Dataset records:
--------

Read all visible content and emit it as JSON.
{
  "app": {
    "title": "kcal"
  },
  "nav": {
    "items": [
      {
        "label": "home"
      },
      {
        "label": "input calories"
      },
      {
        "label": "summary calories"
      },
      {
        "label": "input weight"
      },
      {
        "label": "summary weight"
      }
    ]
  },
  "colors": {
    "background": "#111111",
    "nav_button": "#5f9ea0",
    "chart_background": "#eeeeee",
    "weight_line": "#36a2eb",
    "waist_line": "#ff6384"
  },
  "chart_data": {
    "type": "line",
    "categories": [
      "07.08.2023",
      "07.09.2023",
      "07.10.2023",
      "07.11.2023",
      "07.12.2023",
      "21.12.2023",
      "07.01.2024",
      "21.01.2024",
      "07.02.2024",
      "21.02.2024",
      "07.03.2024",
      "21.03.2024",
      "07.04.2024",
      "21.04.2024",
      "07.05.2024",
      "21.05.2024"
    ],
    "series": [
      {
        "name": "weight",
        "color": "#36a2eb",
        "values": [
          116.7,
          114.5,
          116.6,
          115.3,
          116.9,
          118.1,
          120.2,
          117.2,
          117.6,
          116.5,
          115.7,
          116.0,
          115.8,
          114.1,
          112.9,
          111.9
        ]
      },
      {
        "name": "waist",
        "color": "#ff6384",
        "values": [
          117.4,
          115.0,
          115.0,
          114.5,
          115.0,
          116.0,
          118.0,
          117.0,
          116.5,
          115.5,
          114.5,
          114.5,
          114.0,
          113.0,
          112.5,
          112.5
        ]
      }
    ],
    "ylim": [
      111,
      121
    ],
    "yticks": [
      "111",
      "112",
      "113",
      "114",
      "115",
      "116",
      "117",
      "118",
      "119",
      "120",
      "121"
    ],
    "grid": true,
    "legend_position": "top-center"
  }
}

--------

■ **WORK TO BE COMPLETED**: Output each record precisely as given.

■ **RESPONSE**:
Read all visible content and emit it as JSON.
{
  "app": {
    "title": "kcal"
  },
  "nav": {
    "items": [
      {
        "label": "home"
      },
      {
        "label": "input calories"
      },
      {
        "label": "summary calories"
      },
      {
        "label": "input weight"
      },
      {
        "label": "summary weight"
      }
    ]
  },
  "colors": {
    "background": "#111111",
    "nav_button": "#5f9ea0",
    "chart_background": "#eeeeee",
    "weight_line": "#36a2eb",
    "waist_line": "#ff6384"
  },
  "chart_data": {
    "type": "line",
    "categories": [
      "07.08.2023",
      "07.09.2023",
      "07.10.2023",
      "07.11.2023",
      "07.12.2023",
      "21.12.2023",
      "07.01.2024",
      "21.01.2024",
      "07.02.2024",
      "21.02.2024",
      "07.03.2024",
      "21.03.2024",
      "07.04.2024",
      "21.04.2024",
      "07.05.2024",
      "21.05.2024"
    ],
    "series": [
      {
        "name": "weight",
        "color": "#36a2eb",
        "values": [
          116.7,
          114.5,
          116.6,
          115.3,
          116.9,
          118.1,
          120.2,
          117.2,
          117.6,
          116.5,
          115.7,
          116.0,
          115.8,
          114.1,
          112.9,
          111.9
        ]
      },
      {
        "name": "waist",
        "color": "#ff6384",
        "values": [
          117.4,
          115.0,
          115.0,
          114.5,
          115.0,
          116.0,
          118.0,
          117.0,
          116.5,
          115.5,
          114.5,
          114.5,
          114.0,
          113.0,
          112.5,
          112.5
        ]
      }
    ],
    "ylim": [
      111,
      121
    ],
    "yticks": [
      "111",
      "112",
      "113",
      "114",
      "115",
      "116",
      "117",
      "118",
      "119",
      "120",
      "121"
    ],
    "grid": true,
    "legend_position": "top-center"
  }
}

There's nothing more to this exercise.